* Start *

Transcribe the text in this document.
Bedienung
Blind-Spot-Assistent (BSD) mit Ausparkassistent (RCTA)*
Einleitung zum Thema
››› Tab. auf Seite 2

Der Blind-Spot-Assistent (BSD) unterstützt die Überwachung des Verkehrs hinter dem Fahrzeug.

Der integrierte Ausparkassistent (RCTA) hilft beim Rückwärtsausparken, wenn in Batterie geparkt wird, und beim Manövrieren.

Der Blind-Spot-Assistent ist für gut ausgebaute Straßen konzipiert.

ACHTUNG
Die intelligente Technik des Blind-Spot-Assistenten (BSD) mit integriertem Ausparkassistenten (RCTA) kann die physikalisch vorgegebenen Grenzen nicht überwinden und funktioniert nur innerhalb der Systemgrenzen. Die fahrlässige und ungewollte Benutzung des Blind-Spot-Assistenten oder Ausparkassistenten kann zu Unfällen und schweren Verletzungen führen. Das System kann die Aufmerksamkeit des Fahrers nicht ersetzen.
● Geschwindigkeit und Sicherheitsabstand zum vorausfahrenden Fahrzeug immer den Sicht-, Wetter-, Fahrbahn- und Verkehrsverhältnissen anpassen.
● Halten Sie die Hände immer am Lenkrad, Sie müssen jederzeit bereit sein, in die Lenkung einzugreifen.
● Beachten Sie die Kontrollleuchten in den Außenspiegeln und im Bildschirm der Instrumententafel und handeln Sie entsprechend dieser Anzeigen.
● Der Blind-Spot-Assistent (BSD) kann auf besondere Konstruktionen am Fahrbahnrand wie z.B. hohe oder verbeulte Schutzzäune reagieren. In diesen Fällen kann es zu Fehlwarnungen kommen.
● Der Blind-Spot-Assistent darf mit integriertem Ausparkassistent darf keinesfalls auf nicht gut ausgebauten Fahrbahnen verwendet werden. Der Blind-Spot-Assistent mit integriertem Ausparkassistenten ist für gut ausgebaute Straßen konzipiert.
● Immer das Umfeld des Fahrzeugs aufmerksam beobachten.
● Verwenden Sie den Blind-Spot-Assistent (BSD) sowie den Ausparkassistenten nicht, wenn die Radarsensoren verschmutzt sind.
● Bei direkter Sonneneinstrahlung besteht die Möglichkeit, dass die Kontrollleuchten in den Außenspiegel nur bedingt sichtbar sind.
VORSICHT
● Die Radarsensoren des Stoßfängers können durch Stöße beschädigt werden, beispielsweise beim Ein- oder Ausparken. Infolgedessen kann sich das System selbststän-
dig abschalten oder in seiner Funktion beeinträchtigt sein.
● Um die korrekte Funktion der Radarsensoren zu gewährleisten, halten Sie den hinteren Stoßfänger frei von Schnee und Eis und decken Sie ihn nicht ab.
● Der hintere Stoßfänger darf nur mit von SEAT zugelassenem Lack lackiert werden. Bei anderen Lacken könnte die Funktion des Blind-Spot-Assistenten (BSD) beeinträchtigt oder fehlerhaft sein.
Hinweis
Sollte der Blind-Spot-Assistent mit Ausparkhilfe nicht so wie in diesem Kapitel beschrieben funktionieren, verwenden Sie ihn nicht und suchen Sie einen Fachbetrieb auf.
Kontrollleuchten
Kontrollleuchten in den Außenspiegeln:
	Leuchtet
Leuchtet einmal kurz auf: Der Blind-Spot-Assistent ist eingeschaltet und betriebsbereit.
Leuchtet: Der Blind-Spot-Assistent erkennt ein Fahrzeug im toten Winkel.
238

* End *

EXERCISE ->
Repeat every line of the records above exactly.

WRITTEN RESPONSE ->
Transcribe the text in this document.
Bedienung
Blind-Spot-Assistent (BSD) mit Ausparkassistent (RCTA)*
Einleitung zum Thema
››› Tab. auf Seite 2

Der Blind-Spot-Assistent (BSD) unterstützt die Überwachung des Verkehrs hinter dem Fahrzeug.

Der integrierte Ausparkassistent (RCTA) hilft beim Rückwärtsausparken, wenn in Batterie geparkt wird, und beim Manövrieren.

Der Blind-Spot-Assistent ist für gut ausgebaute Straßen konzipiert.

ACHTUNG
Die intelligente Technik des Blind-Spot-Assistenten (BSD) mit integriertem Ausparkassistenten (RCTA) kann die physikalisch vorgegebenen Grenzen nicht überwinden und funktioniert nur innerhalb der Systemgrenzen. Die fahrlässige und ungewollte Benutzung des Blind-Spot-Assistenten oder Ausparkassistenten kann zu Unfällen und schweren Verletzungen führen. Das System kann die Aufmerksamkeit des Fahrers nicht ersetzen.
● Geschwindigkeit und Sicherheitsabstand zum vorausfahrenden Fahrzeug immer den Sicht-, Wetter-, Fahrbahn- und Verkehrsverhältnissen anpassen.
● Halten Sie die Hände immer am Lenkrad, Sie müssen jederzeit bereit sein, in die Lenkung einzugreifen.
● Beachten Sie die Kontrollleuchten in den Außenspiegeln und im Bildschirm der Instrumententafel und handeln Sie entsprechend dieser Anzeigen.
● Der Blind-Spot-Assistent (BSD) kann auf besondere Konstruktionen am Fahrbahnrand wie z.B. hohe oder verbeulte Schutzzäune reagieren. In diesen Fällen kann es zu Fehlwarnungen kommen.
● Der Blind-Spot-Assistent darf mit integriertem Ausparkassistent darf keinesfalls auf nicht gut ausgebauten Fahrbahnen verwendet werden. Der Blind-Spot-Assistent mit integriertem Ausparkassistenten ist für gut ausgebaute Straßen konzipiert.
● Immer das Umfeld des Fahrzeugs aufmerksam beobachten.
● Verwenden Sie den Blind-Spot-Assistent (BSD) sowie den Ausparkassistenten nicht, wenn die Radarsensoren verschmutzt sind.
● Bei direkter Sonneneinstrahlung besteht die Möglichkeit, dass die Kontrollleuchten in den Außenspiegel nur bedingt sichtbar sind.
VORSICHT
● Die Radarsensoren des Stoßfängers können durch Stöße beschädigt werden, beispielsweise beim Ein- oder Ausparken. Infolgedessen kann sich das System selbststän-
dig abschalten oder in seiner Funktion beeinträchtigt sein.
● Um die korrekte Funktion der Radarsensoren zu gewährleisten, halten Sie den hinteren Stoßfänger frei von Schnee und Eis und decken Sie ihn nicht ab.
● Der hintere Stoßfänger darf nur mit von SEAT zugelassenem Lack lackiert werden. Bei anderen Lacken könnte die Funktion des Blind-Spot-Assistenten (BSD) beeinträchtigt oder fehlerhaft sein.
Hinweis
Sollte der Blind-Spot-Assistent mit Ausparkhilfe nicht so wie in diesem Kapitel beschrieben funktionieren, verwenden Sie ihn nicht und suchen Sie einen Fachbetrieb auf.
Kontrollleuchten
Kontrollleuchten in den Außenspiegeln:
	Leuchtet
Leuchtet einmal kurz auf: Der Blind-Spot-Assistent ist eingeschaltet und betriebsbereit.
Leuchtet: Der Blind-Spot-Assistent erkennt ein Fahrzeug im toten Winkel.
238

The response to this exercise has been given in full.